Raw records >>

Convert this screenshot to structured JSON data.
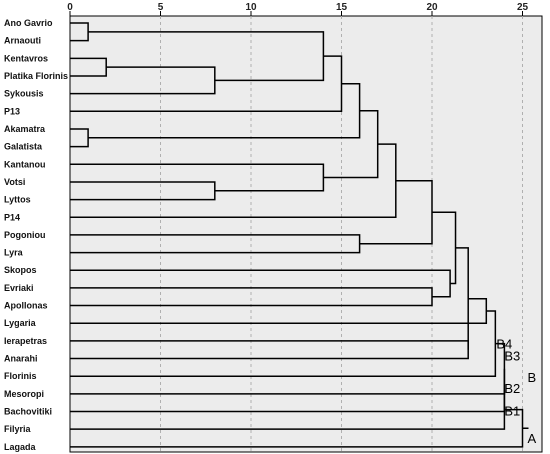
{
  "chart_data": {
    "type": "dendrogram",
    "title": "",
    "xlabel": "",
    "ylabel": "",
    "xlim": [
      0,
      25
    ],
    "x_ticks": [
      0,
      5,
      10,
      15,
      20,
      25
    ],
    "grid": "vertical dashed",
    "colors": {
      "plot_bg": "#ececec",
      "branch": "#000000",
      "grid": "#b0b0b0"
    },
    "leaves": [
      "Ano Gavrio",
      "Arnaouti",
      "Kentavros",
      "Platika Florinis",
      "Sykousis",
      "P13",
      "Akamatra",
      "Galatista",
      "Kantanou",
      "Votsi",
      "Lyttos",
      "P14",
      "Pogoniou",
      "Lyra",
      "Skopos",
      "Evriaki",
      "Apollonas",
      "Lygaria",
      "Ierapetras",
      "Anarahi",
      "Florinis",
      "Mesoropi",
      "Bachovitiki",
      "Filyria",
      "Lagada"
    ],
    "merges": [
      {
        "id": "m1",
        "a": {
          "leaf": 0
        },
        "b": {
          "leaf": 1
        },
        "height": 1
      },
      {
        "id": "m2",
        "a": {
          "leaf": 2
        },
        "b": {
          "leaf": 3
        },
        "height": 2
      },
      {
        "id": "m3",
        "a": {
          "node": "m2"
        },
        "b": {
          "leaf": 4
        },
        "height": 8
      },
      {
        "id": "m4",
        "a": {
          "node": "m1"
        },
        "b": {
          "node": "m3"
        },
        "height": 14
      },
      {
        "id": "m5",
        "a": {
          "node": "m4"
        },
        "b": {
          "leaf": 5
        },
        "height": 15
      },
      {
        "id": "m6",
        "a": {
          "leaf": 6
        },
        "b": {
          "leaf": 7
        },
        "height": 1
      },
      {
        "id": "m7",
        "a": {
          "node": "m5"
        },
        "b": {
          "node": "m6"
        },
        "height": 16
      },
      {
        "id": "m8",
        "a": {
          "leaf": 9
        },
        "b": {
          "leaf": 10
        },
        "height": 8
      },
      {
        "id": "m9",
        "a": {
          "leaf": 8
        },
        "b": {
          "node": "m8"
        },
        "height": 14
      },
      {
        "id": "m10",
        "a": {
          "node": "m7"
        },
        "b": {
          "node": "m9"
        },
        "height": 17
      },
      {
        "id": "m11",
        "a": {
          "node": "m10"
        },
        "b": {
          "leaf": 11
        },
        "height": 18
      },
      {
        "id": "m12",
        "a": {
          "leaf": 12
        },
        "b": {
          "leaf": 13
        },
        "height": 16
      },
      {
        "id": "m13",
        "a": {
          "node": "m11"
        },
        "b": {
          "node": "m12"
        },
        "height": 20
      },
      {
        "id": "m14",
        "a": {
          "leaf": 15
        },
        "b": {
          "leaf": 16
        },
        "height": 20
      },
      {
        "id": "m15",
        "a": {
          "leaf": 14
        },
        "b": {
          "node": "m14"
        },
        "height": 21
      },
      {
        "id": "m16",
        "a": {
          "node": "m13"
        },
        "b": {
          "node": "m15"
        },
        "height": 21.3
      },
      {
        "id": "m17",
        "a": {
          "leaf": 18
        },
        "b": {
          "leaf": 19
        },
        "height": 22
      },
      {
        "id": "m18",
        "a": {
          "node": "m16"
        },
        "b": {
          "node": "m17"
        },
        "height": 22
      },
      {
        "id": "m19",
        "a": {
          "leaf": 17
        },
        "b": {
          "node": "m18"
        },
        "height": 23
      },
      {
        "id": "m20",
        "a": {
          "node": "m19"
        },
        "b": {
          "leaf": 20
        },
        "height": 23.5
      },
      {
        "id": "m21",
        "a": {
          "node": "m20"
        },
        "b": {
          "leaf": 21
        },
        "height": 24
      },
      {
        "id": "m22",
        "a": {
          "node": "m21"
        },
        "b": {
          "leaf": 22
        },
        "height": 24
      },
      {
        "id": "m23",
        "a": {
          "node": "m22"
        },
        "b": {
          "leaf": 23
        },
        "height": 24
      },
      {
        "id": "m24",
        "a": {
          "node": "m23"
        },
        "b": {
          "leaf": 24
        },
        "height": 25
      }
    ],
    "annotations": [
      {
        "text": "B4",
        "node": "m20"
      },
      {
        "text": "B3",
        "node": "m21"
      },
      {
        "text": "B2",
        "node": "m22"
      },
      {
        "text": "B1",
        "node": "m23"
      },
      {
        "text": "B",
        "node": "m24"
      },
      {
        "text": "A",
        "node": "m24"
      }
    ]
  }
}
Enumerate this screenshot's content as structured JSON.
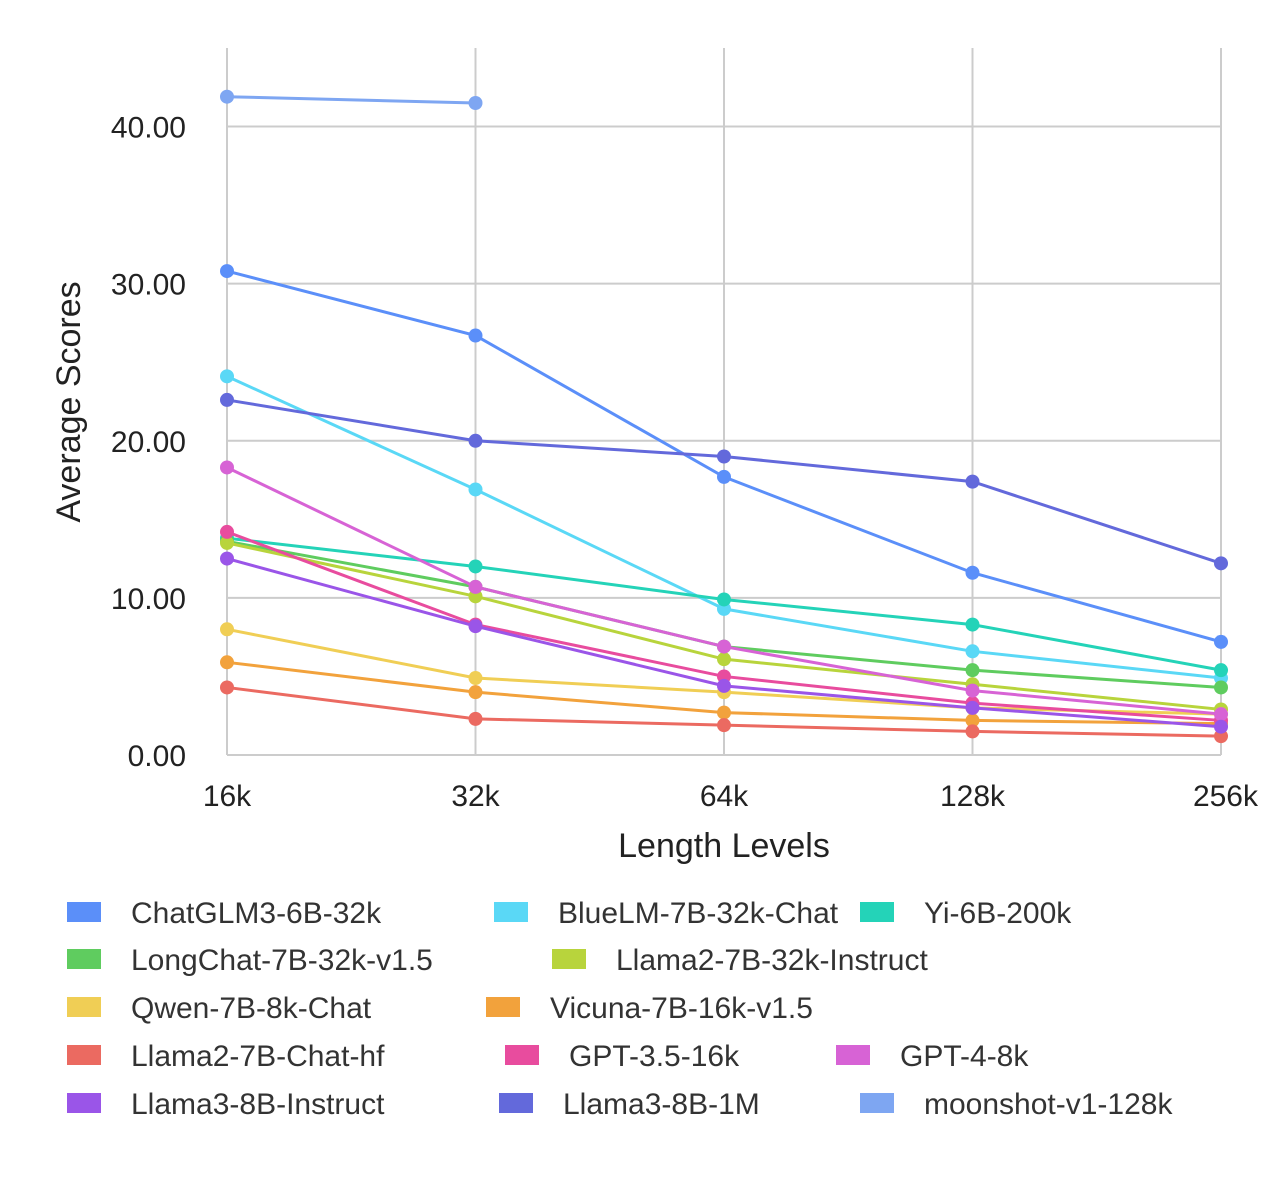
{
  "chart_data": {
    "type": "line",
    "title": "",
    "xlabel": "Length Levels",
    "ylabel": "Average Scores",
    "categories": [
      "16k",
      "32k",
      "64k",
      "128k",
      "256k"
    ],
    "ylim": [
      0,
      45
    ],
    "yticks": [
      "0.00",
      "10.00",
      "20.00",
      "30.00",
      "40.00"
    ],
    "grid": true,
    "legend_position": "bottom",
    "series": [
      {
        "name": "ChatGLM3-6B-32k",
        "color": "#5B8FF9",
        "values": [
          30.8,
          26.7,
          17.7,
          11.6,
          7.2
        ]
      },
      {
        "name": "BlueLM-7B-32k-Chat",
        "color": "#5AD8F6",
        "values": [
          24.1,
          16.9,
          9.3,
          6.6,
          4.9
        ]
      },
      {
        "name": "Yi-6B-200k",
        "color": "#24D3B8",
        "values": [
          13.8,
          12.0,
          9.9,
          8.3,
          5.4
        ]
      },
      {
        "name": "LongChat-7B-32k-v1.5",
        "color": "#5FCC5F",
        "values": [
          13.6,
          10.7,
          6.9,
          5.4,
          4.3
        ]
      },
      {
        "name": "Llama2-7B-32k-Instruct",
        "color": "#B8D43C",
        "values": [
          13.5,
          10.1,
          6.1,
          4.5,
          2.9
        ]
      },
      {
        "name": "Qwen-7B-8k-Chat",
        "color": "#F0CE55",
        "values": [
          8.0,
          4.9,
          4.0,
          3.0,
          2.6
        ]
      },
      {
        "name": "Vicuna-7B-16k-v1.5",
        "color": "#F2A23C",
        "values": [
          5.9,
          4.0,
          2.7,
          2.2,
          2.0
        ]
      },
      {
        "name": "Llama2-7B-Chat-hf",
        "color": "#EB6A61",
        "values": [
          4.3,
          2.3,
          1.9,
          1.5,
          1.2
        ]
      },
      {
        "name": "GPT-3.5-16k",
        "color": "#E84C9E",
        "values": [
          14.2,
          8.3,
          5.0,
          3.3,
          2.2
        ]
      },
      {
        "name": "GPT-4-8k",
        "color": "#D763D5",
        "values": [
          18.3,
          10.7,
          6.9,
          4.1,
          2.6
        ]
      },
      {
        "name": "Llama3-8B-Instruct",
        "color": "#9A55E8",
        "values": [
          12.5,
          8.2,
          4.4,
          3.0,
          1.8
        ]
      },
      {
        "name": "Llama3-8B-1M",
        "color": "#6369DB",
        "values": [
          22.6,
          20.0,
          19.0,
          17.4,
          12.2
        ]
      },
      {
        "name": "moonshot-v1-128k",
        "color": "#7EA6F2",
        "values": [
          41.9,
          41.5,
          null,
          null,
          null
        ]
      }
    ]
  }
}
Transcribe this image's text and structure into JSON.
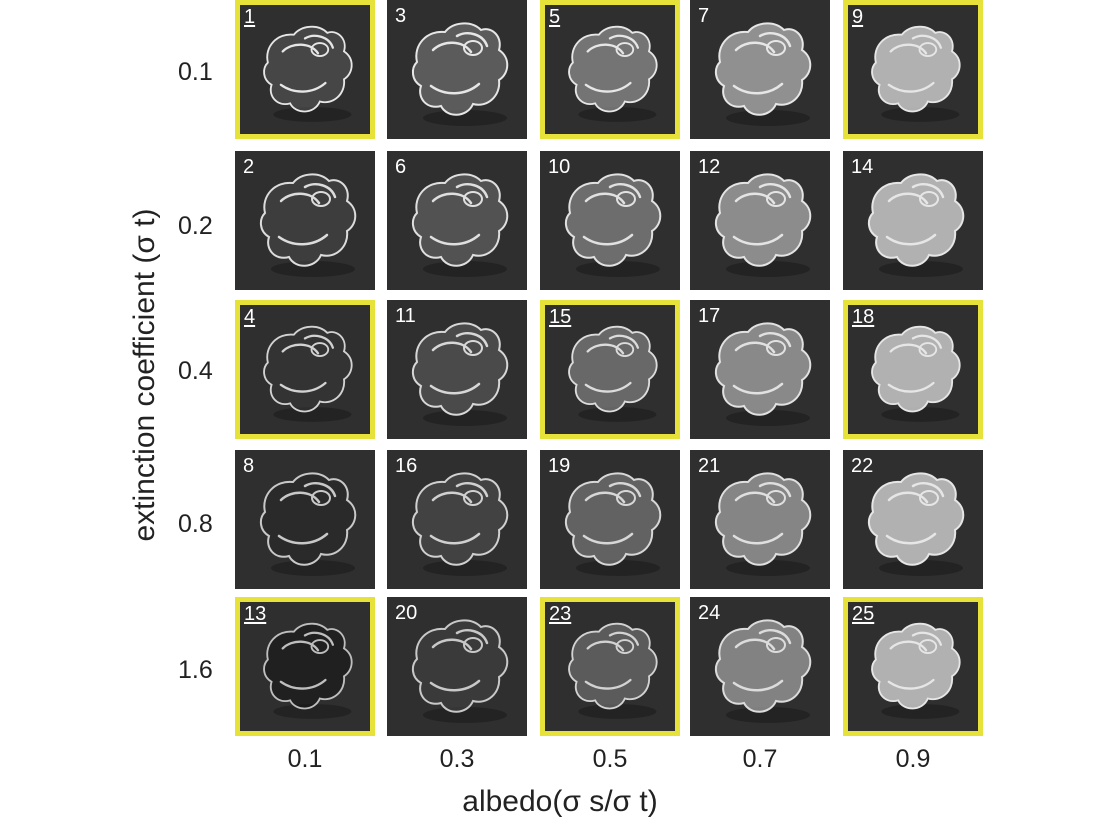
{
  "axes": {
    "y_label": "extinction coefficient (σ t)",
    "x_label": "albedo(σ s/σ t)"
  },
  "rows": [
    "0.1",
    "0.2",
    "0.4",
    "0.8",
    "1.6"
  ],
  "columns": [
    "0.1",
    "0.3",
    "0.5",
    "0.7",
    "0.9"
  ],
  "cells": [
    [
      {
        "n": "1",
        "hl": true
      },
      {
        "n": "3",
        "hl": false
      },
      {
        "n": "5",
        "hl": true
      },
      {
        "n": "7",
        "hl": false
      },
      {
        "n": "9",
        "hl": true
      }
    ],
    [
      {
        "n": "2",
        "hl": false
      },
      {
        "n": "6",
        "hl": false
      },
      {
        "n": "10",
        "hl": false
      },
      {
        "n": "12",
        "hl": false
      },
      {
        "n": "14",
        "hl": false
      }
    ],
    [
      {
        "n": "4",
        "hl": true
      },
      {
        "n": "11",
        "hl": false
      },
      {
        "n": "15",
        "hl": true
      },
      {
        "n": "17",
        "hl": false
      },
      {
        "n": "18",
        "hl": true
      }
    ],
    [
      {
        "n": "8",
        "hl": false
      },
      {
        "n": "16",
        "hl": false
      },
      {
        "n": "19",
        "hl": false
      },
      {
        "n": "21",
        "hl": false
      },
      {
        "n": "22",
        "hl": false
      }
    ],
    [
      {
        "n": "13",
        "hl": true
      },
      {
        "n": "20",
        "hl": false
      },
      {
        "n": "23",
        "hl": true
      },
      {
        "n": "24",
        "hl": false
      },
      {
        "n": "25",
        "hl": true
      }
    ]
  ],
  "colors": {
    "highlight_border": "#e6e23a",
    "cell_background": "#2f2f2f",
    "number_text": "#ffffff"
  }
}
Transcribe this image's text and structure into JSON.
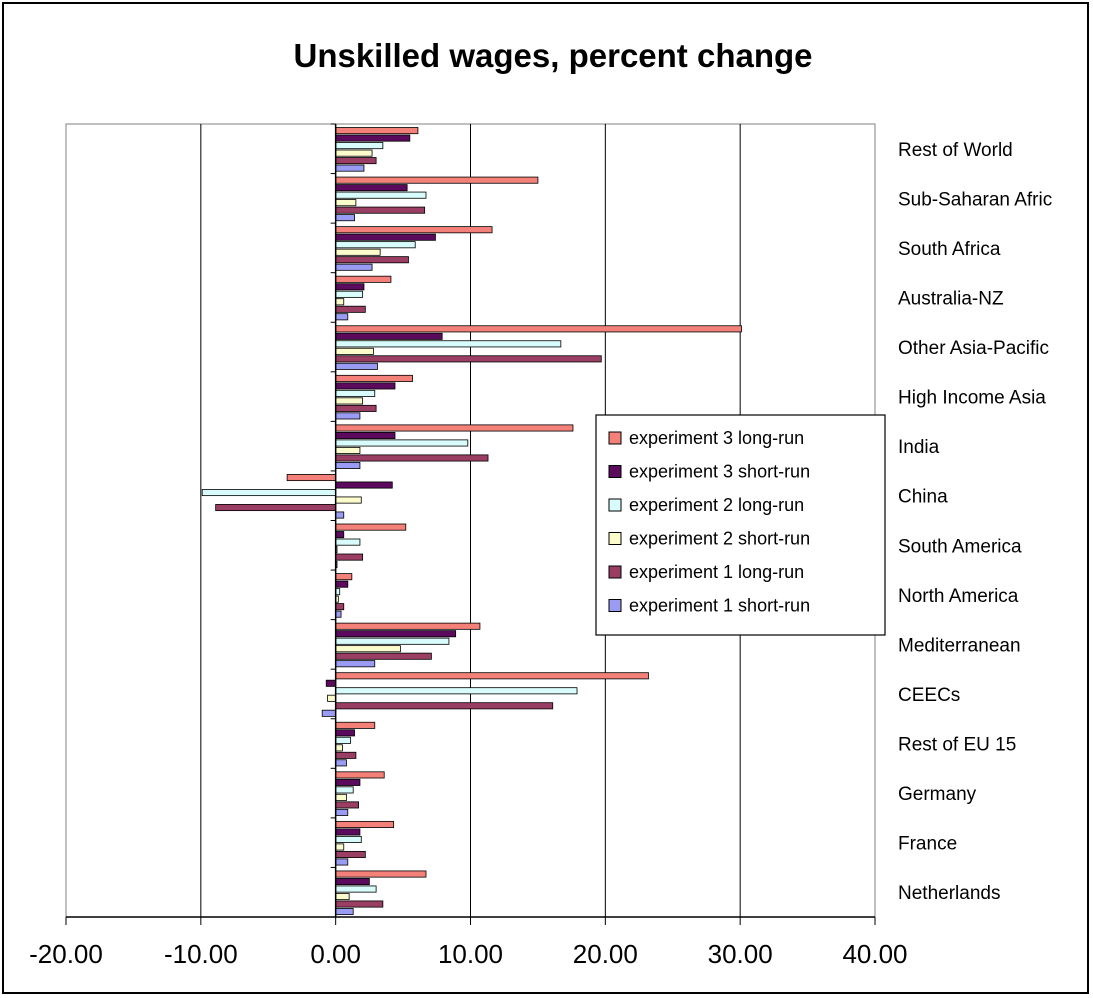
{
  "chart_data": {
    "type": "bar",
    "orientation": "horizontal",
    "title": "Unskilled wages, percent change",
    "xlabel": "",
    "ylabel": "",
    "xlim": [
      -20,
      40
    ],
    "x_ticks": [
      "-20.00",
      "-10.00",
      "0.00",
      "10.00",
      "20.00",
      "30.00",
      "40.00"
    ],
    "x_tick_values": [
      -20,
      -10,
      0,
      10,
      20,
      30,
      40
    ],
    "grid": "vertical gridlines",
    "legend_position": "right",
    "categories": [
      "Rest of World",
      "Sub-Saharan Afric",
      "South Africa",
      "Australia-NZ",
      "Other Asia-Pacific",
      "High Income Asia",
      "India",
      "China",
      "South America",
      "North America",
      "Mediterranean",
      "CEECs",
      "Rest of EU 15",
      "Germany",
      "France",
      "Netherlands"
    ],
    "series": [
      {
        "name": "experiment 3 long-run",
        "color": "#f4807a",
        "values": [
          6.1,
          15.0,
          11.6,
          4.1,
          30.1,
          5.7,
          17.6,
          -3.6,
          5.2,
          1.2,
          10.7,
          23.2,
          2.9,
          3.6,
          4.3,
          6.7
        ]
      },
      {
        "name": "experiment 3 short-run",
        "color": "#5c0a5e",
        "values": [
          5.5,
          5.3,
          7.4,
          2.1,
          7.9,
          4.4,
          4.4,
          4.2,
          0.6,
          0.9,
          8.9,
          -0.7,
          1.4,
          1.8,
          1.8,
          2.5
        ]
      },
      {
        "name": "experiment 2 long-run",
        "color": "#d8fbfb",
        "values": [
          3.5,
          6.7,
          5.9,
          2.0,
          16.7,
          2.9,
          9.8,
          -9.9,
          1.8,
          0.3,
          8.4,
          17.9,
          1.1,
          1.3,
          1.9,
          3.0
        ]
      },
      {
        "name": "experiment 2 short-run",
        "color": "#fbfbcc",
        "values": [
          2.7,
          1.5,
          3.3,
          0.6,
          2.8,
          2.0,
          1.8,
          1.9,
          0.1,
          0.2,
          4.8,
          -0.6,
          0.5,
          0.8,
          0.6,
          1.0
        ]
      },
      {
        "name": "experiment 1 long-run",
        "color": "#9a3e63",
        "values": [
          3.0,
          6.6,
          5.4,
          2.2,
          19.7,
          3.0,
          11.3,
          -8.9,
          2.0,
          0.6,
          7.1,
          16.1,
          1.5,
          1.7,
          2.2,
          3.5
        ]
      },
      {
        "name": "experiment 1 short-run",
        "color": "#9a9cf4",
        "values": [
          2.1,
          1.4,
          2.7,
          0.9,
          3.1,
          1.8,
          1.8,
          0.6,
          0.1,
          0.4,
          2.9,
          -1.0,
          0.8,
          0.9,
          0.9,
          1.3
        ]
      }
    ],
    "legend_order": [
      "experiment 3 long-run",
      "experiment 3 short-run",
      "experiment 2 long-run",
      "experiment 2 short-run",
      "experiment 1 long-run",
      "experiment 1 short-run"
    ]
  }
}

Required work >> Which lines contain the word "this"? Copy each of them.

Reply to the exercise >>
Convert this screenshot to structured JSON data.
Enumerate this screenshot's content as structured JSON.
Transcribe this image's text and structure into JSON.
Transcribe this image's text and structure into JSON.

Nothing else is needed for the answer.